EXERCISE TASK: Work out how many lines in the entries below include the word "data". Give nothing but the number.

+===+

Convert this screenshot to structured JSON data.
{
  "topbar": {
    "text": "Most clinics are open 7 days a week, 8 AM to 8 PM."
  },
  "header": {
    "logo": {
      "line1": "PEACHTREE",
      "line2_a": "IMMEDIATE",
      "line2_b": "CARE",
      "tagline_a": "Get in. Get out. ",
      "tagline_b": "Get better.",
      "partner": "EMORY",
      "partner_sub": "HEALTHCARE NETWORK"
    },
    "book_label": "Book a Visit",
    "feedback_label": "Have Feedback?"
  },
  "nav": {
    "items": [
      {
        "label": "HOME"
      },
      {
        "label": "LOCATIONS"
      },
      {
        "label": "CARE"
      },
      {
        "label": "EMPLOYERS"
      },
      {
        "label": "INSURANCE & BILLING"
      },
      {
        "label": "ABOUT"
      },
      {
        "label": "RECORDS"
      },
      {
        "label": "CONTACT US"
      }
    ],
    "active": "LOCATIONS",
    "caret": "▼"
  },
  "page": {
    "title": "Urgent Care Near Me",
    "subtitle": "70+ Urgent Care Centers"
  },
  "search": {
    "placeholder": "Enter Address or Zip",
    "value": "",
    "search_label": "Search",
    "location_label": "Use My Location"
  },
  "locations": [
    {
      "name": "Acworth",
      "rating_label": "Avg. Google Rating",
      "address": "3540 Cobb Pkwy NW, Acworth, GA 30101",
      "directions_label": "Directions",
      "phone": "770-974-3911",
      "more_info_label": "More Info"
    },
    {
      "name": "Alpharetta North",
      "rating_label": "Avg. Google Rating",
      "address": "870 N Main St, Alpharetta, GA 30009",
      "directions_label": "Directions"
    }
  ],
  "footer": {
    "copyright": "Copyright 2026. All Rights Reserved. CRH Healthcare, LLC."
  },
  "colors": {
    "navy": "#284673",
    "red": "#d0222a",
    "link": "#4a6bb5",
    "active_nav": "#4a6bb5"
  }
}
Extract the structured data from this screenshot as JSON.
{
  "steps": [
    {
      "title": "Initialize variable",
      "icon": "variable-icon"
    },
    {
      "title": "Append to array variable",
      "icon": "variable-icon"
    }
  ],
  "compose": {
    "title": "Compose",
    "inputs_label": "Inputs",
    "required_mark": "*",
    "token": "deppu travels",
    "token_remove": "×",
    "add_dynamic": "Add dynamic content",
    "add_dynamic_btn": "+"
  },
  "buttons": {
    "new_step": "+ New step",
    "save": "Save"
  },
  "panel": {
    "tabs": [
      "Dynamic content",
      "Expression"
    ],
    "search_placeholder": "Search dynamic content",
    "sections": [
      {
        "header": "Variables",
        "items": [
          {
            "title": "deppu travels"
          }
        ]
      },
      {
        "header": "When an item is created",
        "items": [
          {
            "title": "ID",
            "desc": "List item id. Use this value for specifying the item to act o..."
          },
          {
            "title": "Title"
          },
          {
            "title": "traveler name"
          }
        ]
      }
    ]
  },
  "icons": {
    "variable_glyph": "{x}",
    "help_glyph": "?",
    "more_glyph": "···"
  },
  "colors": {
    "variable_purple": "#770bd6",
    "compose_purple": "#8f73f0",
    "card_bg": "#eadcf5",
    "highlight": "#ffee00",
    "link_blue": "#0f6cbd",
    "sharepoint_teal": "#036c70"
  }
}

+===+

RESULT OF THE EXERCISE: 2